**TASK DIRECTIONS:** Your answer should consist of each line below that contains the string "SUMMARY".

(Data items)
┏━━

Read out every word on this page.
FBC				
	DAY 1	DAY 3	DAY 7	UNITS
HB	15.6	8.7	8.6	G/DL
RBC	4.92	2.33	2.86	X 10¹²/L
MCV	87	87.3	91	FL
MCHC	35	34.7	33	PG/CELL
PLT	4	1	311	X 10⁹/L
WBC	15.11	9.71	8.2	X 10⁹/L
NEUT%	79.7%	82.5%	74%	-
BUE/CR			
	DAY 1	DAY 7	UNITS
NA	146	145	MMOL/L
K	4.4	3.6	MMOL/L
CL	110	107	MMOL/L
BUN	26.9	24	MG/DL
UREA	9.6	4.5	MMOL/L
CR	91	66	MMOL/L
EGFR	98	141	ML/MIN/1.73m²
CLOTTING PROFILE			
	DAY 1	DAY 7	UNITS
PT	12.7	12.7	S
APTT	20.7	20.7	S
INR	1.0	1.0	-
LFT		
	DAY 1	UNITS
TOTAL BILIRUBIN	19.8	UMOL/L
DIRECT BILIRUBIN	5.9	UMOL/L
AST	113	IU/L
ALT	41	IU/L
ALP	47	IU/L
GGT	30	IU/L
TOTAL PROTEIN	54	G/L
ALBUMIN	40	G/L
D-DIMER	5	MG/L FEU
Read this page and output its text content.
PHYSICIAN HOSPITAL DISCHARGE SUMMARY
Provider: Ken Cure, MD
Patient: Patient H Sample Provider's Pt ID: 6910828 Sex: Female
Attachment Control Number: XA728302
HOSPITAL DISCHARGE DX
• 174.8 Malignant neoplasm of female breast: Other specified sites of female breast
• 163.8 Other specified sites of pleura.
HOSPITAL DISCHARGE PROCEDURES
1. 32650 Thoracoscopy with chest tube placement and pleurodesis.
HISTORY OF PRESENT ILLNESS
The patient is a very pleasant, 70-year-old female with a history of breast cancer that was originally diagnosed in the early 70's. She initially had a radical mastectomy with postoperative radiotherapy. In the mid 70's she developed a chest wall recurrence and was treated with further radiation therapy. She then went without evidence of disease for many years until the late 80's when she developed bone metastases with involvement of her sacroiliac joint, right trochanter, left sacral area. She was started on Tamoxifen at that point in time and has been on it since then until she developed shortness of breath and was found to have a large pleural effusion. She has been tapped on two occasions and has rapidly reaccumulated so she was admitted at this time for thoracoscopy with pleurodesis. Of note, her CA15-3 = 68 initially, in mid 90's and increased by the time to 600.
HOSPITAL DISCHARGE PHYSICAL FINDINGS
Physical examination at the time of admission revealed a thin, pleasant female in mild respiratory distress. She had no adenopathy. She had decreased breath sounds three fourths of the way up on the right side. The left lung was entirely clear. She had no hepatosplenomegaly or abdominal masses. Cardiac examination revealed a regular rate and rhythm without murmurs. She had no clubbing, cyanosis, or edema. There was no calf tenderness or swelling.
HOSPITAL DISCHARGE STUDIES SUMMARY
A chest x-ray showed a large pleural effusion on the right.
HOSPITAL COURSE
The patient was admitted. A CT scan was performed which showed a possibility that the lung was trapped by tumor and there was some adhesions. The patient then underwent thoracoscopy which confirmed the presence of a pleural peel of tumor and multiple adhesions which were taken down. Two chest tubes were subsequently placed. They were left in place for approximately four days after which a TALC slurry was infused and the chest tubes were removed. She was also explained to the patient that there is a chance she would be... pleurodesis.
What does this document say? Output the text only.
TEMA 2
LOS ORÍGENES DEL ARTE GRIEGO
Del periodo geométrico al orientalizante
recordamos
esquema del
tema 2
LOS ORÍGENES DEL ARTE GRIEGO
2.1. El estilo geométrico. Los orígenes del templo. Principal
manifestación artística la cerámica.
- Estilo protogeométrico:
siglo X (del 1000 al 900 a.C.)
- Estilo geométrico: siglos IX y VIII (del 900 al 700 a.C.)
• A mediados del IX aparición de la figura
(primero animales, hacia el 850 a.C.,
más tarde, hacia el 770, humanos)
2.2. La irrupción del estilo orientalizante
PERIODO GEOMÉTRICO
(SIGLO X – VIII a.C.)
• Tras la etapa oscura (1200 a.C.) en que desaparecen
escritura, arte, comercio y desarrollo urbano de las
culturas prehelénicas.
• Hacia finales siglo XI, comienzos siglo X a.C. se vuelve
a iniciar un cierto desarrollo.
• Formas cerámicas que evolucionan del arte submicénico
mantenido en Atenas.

┗━━
┏━━

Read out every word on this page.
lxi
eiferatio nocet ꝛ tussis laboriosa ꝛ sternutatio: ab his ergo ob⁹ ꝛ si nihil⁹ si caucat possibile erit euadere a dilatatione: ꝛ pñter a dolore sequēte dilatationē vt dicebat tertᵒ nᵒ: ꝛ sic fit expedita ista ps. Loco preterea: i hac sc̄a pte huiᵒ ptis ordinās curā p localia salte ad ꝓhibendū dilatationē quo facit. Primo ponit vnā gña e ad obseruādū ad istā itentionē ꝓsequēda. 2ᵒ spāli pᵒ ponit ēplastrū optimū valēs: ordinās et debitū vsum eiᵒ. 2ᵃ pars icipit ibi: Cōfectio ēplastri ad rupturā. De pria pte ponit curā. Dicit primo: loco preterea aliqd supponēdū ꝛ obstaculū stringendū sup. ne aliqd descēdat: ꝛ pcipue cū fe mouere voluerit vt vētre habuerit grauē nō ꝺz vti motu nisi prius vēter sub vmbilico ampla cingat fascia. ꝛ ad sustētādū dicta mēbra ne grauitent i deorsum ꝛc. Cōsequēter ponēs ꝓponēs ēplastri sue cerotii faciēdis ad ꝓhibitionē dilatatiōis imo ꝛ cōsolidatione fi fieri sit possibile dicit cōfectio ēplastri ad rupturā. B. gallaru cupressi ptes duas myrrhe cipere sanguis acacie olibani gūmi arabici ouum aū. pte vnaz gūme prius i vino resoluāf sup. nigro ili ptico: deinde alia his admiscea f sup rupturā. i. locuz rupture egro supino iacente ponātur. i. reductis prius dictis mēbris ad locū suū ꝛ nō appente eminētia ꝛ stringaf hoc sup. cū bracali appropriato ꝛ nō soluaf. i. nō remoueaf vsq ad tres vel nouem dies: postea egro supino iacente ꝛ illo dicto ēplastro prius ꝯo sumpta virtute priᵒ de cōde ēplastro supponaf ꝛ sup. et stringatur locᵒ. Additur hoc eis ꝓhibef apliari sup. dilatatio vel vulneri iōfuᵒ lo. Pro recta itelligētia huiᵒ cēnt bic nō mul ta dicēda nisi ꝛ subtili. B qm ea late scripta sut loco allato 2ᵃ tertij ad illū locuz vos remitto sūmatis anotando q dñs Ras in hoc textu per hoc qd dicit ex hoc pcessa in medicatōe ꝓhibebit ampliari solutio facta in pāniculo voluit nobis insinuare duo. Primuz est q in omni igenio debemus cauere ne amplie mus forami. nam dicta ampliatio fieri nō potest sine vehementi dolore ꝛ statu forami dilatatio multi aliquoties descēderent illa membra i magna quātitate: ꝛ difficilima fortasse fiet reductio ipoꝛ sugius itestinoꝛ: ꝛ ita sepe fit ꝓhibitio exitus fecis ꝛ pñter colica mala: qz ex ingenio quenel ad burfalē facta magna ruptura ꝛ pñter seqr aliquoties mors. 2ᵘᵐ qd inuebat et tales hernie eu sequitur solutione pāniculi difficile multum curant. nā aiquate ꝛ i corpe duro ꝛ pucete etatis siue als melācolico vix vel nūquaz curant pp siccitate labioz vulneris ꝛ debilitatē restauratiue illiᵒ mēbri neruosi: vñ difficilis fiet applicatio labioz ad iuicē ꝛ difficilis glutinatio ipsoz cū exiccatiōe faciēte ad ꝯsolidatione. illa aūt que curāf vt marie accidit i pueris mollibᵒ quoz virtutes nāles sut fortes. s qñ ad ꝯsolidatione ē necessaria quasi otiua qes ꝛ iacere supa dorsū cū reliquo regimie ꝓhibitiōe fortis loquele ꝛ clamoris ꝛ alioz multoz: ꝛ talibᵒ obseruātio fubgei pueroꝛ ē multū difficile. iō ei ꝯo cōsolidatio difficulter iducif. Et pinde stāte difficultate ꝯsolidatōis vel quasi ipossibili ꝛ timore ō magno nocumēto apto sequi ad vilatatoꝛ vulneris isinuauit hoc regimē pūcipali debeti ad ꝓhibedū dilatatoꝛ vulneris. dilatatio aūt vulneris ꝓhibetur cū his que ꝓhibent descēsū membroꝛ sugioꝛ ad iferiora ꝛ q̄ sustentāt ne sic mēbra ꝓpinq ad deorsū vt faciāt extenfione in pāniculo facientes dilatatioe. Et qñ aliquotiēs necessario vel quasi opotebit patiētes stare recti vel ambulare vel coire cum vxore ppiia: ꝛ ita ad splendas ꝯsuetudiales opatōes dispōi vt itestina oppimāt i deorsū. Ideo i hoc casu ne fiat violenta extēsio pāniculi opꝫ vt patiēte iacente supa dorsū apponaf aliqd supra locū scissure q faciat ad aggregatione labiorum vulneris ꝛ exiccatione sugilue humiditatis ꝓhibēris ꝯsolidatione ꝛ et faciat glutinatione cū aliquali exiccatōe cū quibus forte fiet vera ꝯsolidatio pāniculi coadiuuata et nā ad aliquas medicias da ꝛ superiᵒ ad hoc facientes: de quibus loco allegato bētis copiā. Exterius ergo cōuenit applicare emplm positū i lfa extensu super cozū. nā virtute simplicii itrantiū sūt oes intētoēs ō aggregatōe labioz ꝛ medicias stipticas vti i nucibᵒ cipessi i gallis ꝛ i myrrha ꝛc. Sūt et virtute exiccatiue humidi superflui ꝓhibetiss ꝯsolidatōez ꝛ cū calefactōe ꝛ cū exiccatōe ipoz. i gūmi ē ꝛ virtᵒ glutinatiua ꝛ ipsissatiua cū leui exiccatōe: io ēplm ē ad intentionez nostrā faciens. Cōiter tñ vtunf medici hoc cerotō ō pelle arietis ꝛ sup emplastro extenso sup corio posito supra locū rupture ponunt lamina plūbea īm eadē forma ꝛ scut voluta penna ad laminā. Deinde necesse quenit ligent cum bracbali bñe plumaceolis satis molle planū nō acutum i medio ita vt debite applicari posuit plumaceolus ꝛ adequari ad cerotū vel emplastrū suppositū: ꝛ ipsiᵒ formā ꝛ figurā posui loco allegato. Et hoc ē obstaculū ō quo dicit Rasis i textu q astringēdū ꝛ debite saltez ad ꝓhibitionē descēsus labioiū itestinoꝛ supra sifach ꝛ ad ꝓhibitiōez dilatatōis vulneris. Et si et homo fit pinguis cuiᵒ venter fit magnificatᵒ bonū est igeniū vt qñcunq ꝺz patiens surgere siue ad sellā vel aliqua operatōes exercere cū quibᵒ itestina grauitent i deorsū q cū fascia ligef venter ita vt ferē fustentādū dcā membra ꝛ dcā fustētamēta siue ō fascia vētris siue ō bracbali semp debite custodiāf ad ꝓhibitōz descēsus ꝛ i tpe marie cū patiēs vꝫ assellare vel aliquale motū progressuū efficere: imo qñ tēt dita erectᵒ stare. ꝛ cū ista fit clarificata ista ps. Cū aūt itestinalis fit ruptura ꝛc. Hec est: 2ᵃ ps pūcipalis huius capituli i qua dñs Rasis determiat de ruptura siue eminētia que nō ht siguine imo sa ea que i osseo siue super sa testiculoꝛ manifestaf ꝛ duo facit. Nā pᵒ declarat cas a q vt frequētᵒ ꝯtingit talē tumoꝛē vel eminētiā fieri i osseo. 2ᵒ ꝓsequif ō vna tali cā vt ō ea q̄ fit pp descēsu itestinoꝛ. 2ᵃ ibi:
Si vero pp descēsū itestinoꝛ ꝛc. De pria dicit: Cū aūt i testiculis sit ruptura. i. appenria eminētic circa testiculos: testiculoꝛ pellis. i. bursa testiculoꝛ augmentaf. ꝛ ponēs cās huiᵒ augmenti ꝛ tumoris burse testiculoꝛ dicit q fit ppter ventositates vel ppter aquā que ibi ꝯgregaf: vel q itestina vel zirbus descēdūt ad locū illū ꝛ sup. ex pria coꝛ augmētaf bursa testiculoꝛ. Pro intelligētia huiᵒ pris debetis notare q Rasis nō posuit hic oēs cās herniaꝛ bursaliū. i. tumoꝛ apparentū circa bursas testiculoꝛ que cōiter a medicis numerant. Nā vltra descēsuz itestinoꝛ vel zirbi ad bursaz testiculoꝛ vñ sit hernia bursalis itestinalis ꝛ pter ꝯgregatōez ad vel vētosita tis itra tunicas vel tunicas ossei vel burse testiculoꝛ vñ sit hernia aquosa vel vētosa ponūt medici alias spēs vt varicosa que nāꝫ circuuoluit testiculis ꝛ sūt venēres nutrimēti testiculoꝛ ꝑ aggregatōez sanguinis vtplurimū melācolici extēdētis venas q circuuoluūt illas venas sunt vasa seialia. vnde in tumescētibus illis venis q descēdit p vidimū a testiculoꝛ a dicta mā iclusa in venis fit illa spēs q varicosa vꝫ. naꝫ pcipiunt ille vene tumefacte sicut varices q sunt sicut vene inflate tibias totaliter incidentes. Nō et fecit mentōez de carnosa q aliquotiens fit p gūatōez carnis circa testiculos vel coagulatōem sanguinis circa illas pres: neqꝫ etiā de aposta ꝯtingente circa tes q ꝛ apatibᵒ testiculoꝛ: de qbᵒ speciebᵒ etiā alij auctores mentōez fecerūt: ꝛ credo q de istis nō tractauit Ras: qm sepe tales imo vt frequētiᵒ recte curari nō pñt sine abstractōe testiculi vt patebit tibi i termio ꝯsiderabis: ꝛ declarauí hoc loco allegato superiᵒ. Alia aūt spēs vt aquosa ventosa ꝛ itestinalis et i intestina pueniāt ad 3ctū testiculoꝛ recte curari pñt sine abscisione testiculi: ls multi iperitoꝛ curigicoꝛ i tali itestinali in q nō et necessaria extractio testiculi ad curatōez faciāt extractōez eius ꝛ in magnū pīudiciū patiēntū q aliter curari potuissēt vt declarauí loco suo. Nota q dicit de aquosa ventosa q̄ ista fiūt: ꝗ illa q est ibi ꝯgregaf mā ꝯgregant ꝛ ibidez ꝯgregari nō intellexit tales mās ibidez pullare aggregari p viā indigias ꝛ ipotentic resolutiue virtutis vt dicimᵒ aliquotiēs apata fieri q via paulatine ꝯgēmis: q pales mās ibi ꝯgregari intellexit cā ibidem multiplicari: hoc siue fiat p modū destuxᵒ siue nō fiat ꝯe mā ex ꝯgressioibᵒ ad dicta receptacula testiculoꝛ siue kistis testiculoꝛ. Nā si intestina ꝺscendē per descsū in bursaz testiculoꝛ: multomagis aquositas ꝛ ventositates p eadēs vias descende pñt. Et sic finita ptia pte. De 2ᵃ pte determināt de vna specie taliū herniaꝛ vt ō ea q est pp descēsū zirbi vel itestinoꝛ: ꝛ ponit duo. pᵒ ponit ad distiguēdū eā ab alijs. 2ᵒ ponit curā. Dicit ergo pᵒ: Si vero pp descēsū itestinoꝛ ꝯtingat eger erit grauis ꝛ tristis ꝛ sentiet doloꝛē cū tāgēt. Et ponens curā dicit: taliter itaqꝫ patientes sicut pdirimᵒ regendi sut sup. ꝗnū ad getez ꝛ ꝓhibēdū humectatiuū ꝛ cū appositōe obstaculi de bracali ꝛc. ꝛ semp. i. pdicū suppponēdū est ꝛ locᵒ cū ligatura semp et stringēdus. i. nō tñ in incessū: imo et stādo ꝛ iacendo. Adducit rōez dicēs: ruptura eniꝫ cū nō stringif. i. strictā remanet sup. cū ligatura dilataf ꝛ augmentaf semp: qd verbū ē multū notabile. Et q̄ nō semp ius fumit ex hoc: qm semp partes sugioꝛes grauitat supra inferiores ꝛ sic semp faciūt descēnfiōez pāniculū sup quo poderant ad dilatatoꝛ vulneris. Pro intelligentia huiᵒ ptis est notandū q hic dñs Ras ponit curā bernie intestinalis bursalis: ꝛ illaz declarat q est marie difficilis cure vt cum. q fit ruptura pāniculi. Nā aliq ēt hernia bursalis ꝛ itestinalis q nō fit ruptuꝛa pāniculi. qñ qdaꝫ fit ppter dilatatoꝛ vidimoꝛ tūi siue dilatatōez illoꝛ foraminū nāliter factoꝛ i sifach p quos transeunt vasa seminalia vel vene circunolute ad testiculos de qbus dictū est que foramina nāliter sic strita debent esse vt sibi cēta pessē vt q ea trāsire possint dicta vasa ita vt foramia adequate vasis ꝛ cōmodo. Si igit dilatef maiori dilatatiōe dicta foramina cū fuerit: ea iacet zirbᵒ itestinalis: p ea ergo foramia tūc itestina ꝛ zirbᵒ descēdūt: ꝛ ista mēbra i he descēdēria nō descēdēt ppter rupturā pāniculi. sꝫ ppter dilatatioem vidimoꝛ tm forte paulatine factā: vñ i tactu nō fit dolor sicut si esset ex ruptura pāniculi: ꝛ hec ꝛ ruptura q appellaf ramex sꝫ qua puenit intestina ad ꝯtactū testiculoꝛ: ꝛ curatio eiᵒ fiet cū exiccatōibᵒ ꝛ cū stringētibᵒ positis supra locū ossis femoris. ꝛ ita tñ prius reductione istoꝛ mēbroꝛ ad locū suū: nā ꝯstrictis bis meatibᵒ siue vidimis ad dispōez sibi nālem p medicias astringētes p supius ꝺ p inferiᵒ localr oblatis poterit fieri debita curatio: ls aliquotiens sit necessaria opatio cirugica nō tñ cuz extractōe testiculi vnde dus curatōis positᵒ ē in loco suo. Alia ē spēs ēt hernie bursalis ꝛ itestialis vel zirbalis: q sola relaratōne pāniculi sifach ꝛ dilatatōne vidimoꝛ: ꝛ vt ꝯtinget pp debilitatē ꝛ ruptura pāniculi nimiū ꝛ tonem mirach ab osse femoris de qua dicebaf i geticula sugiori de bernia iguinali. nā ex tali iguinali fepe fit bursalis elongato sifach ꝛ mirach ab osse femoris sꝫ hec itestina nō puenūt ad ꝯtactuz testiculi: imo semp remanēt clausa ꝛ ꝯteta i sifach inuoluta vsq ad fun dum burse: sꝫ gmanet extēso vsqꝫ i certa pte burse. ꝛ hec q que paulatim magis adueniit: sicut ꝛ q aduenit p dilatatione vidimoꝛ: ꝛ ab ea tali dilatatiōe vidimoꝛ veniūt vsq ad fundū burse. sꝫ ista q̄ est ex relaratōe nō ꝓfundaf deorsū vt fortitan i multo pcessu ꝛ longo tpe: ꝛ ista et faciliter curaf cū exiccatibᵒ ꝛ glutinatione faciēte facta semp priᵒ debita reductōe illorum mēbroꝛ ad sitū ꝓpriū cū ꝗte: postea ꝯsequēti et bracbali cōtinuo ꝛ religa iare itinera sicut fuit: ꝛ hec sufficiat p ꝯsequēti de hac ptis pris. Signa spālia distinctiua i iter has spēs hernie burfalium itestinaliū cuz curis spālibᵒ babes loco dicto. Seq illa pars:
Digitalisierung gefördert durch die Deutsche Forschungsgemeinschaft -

┗━━

**OUTPUT FOR THIS TASK:**
PHYSICIAN HOSPITAL DISCHARGE SUMMARY
HOSPITAL DISCHARGE STUDIES SUMMARY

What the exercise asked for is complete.